■ **TASK STATEMENT**:
Reproduce all of the listing below without alteration.

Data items

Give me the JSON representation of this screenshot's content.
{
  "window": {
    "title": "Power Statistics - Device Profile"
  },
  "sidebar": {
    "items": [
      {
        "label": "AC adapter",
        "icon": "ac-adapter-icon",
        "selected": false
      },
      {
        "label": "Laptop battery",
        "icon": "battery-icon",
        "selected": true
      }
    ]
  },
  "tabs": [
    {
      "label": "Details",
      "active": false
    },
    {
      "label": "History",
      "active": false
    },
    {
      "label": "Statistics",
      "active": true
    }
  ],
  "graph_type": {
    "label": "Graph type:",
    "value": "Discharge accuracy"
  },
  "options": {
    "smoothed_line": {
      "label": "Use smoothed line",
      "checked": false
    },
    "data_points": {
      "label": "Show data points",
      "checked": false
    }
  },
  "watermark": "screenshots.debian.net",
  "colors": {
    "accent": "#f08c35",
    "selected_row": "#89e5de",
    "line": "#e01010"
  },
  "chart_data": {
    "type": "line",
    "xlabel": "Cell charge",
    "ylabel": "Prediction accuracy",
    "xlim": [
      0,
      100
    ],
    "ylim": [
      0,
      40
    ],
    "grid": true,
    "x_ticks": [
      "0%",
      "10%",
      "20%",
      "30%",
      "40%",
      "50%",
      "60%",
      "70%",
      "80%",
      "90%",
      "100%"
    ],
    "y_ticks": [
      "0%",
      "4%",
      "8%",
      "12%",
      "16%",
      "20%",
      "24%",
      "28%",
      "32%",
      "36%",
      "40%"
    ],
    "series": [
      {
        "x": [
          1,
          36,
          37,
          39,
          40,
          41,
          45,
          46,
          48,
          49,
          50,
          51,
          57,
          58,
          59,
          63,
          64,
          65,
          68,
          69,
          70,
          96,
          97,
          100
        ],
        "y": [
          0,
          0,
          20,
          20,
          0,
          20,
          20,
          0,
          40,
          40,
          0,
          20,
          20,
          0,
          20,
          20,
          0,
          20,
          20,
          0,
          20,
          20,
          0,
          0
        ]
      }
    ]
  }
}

■ **WRITTEN RESPONSE**:
Give me the JSON representation of this screenshot's content.
{
  "window": {
    "title": "Power Statistics - Device Profile"
  },
  "sidebar": {
    "items": [
      {
        "label": "AC adapter",
        "icon": "ac-adapter-icon",
        "selected": false
      },
      {
        "label": "Laptop battery",
        "icon": "battery-icon",
        "selected": true
      }
    ]
  },
  "tabs": [
    {
      "label": "Details",
      "active": false
    },
    {
      "label": "History",
      "active": false
    },
    {
      "label": "Statistics",
      "active": true
    }
  ],
  "graph_type": {
    "label": "Graph type:",
    "value": "Discharge accuracy"
  },
  "options": {
    "smoothed_line": {
      "label": "Use smoothed line",
      "checked": false
    },
    "data_points": {
      "label": "Show data points",
      "checked": false
    }
  },
  "watermark": "screenshots.debian.net",
  "colors": {
    "accent": "#f08c35",
    "selected_row": "#89e5de",
    "line": "#e01010"
  },
  "chart_data": {
    "type": "line",
    "xlabel": "Cell charge",
    "ylabel": "Prediction accuracy",
    "xlim": [
      0,
      100
    ],
    "ylim": [
      0,
      40
    ],
    "grid": true,
    "x_ticks": [
      "0%",
      "10%",
      "20%",
      "30%",
      "40%",
      "50%",
      "60%",
      "70%",
      "80%",
      "90%",
      "100%"
    ],
    "y_ticks": [
      "0%",
      "4%",
      "8%",
      "12%",
      "16%",
      "20%",
      "24%",
      "28%",
      "32%",
      "36%",
      "40%"
    ],
    "series": [
      {
        "x": [
          1,
          36,
          37,
          39,
          40,
          41,
          45,
          46,
          48,
          49,
          50,
          51,
          57,
          58,
          59,
          63,
          64,
          65,
          68,
          69,
          70,
          96,
          97,
          100
        ],
        "y": [
          0,
          0,
          20,
          20,
          0,
          20,
          20,
          0,
          40,
          40,
          0,
          20,
          20,
          0,
          20,
          20,
          0,
          20,
          20,
          0,
          20,
          20,
          0,
          0
        ]
      }
    ]
  }
}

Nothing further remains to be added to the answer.